● **Your instructions**:
Please reproduce every row, swapping "Szenario" for "Scenario" and leaving everything else untouched.

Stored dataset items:
■ ■ ■

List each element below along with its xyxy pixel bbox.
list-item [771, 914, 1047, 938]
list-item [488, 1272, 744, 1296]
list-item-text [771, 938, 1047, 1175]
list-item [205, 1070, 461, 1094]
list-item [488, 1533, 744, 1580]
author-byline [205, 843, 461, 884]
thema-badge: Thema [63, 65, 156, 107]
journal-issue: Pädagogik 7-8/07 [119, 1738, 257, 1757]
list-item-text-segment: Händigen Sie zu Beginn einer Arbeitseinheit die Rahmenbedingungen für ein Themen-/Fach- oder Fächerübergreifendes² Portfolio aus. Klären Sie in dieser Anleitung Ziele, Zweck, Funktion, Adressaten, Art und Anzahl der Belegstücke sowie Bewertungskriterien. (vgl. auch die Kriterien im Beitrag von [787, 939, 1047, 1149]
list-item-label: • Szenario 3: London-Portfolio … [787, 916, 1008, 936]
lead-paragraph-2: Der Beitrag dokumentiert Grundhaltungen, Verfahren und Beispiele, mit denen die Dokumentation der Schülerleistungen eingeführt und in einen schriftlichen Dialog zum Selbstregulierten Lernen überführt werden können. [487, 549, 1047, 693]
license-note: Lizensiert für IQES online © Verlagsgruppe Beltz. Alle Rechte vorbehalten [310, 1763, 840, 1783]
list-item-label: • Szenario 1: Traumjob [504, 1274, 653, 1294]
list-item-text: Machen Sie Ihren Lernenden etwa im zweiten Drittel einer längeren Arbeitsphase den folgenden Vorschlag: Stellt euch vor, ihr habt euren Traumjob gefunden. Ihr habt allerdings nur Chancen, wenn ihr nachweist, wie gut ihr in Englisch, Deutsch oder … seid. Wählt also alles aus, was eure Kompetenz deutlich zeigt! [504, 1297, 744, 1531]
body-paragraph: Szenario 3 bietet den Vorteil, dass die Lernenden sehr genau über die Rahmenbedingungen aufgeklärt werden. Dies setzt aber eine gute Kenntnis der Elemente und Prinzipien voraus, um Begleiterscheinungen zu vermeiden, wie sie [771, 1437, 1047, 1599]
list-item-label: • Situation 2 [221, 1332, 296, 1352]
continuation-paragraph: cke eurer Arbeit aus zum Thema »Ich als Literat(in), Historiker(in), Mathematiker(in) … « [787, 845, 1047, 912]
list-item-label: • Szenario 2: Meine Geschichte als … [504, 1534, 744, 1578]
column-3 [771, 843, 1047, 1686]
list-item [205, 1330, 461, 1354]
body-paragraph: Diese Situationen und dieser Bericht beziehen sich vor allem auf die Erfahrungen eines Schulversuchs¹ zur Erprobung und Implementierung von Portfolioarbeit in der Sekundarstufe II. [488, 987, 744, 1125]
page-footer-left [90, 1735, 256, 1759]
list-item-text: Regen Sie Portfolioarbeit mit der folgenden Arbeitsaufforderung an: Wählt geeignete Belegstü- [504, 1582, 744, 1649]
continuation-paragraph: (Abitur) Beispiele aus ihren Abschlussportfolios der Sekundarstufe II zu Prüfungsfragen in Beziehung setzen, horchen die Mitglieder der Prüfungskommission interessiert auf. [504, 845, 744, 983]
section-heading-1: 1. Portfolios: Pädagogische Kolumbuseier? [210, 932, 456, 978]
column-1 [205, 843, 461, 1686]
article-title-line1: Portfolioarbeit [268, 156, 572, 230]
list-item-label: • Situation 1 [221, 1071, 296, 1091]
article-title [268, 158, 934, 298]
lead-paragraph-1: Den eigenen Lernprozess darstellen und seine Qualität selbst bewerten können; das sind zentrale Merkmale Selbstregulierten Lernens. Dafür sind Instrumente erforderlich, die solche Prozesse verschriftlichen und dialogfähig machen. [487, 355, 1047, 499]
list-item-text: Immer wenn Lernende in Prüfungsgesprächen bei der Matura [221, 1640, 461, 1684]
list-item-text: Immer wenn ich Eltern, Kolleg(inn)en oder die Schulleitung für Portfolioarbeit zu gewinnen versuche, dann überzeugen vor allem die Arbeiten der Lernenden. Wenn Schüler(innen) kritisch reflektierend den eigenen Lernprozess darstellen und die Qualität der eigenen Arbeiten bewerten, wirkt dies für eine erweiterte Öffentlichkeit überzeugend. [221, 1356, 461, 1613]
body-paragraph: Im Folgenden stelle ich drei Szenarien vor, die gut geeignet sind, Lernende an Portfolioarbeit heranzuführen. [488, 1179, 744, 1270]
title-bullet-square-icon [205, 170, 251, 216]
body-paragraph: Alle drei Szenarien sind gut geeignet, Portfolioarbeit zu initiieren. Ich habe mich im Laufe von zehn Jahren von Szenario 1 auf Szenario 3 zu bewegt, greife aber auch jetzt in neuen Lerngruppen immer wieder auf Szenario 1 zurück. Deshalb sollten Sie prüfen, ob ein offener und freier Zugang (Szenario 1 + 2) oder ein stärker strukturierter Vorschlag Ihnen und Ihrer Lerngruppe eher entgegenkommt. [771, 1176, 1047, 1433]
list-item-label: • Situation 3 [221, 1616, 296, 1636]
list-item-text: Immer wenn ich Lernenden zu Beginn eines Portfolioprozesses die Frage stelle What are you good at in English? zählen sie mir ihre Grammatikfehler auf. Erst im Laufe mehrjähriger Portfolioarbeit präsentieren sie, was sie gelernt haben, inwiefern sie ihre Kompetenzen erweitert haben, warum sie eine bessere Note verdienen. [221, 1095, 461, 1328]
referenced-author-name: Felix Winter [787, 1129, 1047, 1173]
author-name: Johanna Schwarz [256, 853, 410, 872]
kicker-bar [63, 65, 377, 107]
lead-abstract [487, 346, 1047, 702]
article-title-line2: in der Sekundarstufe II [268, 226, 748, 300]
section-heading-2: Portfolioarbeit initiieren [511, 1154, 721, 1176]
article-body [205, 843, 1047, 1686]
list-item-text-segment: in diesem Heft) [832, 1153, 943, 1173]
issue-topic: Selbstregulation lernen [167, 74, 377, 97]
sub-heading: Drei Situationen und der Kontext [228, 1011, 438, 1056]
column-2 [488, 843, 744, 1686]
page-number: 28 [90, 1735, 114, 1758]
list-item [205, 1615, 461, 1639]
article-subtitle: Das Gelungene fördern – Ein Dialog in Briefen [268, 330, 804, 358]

■ ■ ■

● **Full solution**:
List each element below along with its xyxy pixel bbox.
list-item [771, 914, 1047, 938]
list-item [488, 1272, 744, 1296]
list-item-text [771, 938, 1047, 1175]
list-item [205, 1070, 461, 1094]
list-item [488, 1533, 744, 1580]
author-byline [205, 843, 461, 884]
thema-badge: Thema [63, 65, 156, 107]
journal-issue: Pädagogik 7-8/07 [119, 1738, 257, 1757]
list-item-text-segment: Händigen Sie zu Beginn einer Arbeitseinheit die Rahmenbedingungen für ein Themen-/Fach- oder Fächerübergreifendes² Portfolio aus. Klären Sie in dieser Anleitung Ziele, Zweck, Funktion, Adressaten, Art und Anzahl der Belegstücke sowie Bewertungskriterien. (vgl. auch die Kriterien im Beitrag von [787, 939, 1047, 1149]
list-item-label: • Scenario 3: London-Portfolio … [787, 916, 1008, 936]
lead-paragraph-2: Der Beitrag dokumentiert Grundhaltungen, Verfahren und Beispiele, mit denen die Dokumentation der Schülerleistungen eingeführt und in einen schriftlichen Dialog zum Selbstregulierten Lernen überführt werden können. [487, 549, 1047, 693]
license-note: Lizensiert für IQES online © Verlagsgruppe Beltz. Alle Rechte vorbehalten [310, 1763, 840, 1783]
list-item-label: • Scenario 1: Traumjob [504, 1274, 653, 1294]
list-item-text: Machen Sie Ihren Lernenden etwa im zweiten Drittel einer längeren Arbeitsphase den folgenden Vorschlag: Stellt euch vor, ihr habt euren Traumjob gefunden. Ihr habt allerdings nur Chancen, wenn ihr nachweist, wie gut ihr in Englisch, Deutsch oder … seid. Wählt also alles aus, was eure Kompetenz deutlich zeigt! [504, 1297, 744, 1531]
body-paragraph: Scenario 3 bietet den Vorteil, dass die Lernenden sehr genau über die Rahmenbedingungen aufgeklärt werden. Dies setzt aber eine gute Kenntnis der Elemente und Prinzipien voraus, um Begleiterscheinungen zu vermeiden, wie sie [771, 1437, 1047, 1599]
list-item-label: • Situation 2 [221, 1332, 296, 1352]
continuation-paragraph: cke eurer Arbeit aus zum Thema »Ich als Literat(in), Historiker(in), Mathematiker(in) … « [787, 845, 1047, 912]
list-item-label: • Scenario 2: Meine Geschichte als … [504, 1534, 744, 1578]
column-3 [771, 843, 1047, 1686]
list-item [205, 1330, 461, 1354]
body-paragraph: Diese Situationen und dieser Bericht beziehen sich vor allem auf die Erfahrungen eines Schulversuchs¹ zur Erprobung und Implementierung von Portfolioarbeit in der Sekundarstufe II. [488, 987, 744, 1125]
page-footer-left [90, 1735, 256, 1759]
list-item-text: Regen Sie Portfolioarbeit mit der folgenden Arbeitsaufforderung an: Wählt geeignete Belegstü- [504, 1582, 744, 1649]
continuation-paragraph: (Abitur) Beispiele aus ihren Abschlussportfolios der Sekundarstufe II zu Prüfungsfragen in Beziehung setzen, horchen die Mitglieder der Prüfungskommission interessiert auf. [504, 845, 744, 983]
section-heading-1: 1. Portfolios: Pädagogische Kolumbuseier? [210, 932, 456, 978]
column-1 [205, 843, 461, 1686]
article-title-line1: Portfolioarbeit [268, 156, 572, 230]
list-item-label: • Situation 1 [221, 1071, 296, 1091]
article-title [268, 158, 934, 298]
lead-paragraph-1: Den eigenen Lernprozess darstellen und seine Qualität selbst bewerten können; das sind zentrale Merkmale Selbstregulierten Lernens. Dafür sind Instrumente erforderlich, die solche Prozesse verschriftlichen und dialogfähig machen. [487, 355, 1047, 499]
list-item-text: Immer wenn Lernende in Prüfungsgesprächen bei der Matura [221, 1640, 461, 1684]
list-item-text: Immer wenn ich Eltern, Kolleg(inn)en oder die Schulleitung für Portfolioarbeit zu gewinnen versuche, dann überzeugen vor allem die Arbeiten der Lernenden. Wenn Schüler(innen) kritisch reflektierend den eigenen Lernprozess darstellen und die Qualität der eigenen Arbeiten bewerten, wirkt dies für eine erweiterte Öffentlichkeit überzeugend. [221, 1356, 461, 1613]
body-paragraph: Im Folgenden stelle ich drei Szenarien vor, die gut geeignet sind, Lernende an Portfolioarbeit heranzuführen. [488, 1179, 744, 1270]
title-bullet-square-icon [205, 170, 251, 216]
body-paragraph: Alle drei Szenarien sind gut geeignet, Portfolioarbeit zu initiieren. Ich habe mich im Laufe von zehn Jahren von Scenario 1 auf Scenario 3 zu bewegt, greife aber auch jetzt in neuen Lerngruppen immer wieder auf Scenario 1 zurück. Deshalb sollten Sie prüfen, ob ein offener und freier Zugang (Scenario 1 + 2) oder ein stärker strukturierter Vorschlag Ihnen und Ihrer Lerngruppe eher entgegenkommt. [771, 1176, 1047, 1433]
list-item-label: • Situation 3 [221, 1616, 296, 1636]
list-item-text: Immer wenn ich Lernenden zu Beginn eines Portfolioprozesses die Frage stelle What are you good at in English? zählen sie mir ihre Grammatikfehler auf. Erst im Laufe mehrjähriger Portfolioarbeit präsentieren sie, was sie gelernt haben, inwiefern sie ihre Kompetenzen erweitert haben, warum sie eine bessere Note verdienen. [221, 1095, 461, 1328]
referenced-author-name: Felix Winter [787, 1129, 1047, 1173]
author-name: Johanna Schwarz [256, 853, 410, 872]
kicker-bar [63, 65, 377, 107]
lead-abstract [487, 346, 1047, 702]
article-title-line2: in der Sekundarstufe II [268, 226, 748, 300]
section-heading-2: Portfolioarbeit initiieren [511, 1154, 721, 1176]
article-body [205, 843, 1047, 1686]
list-item-text-segment: in diesem Heft) [832, 1153, 943, 1173]
issue-topic: Selbstregulation lernen [167, 74, 377, 97]
sub-heading: Drei Situationen und der Kontext [228, 1011, 438, 1056]
column-2 [488, 843, 744, 1686]
page-number: 28 [90, 1735, 114, 1758]
list-item [205, 1615, 461, 1639]
article-subtitle: Das Gelungene fördern – Ein Dialog in Briefen [268, 330, 804, 358]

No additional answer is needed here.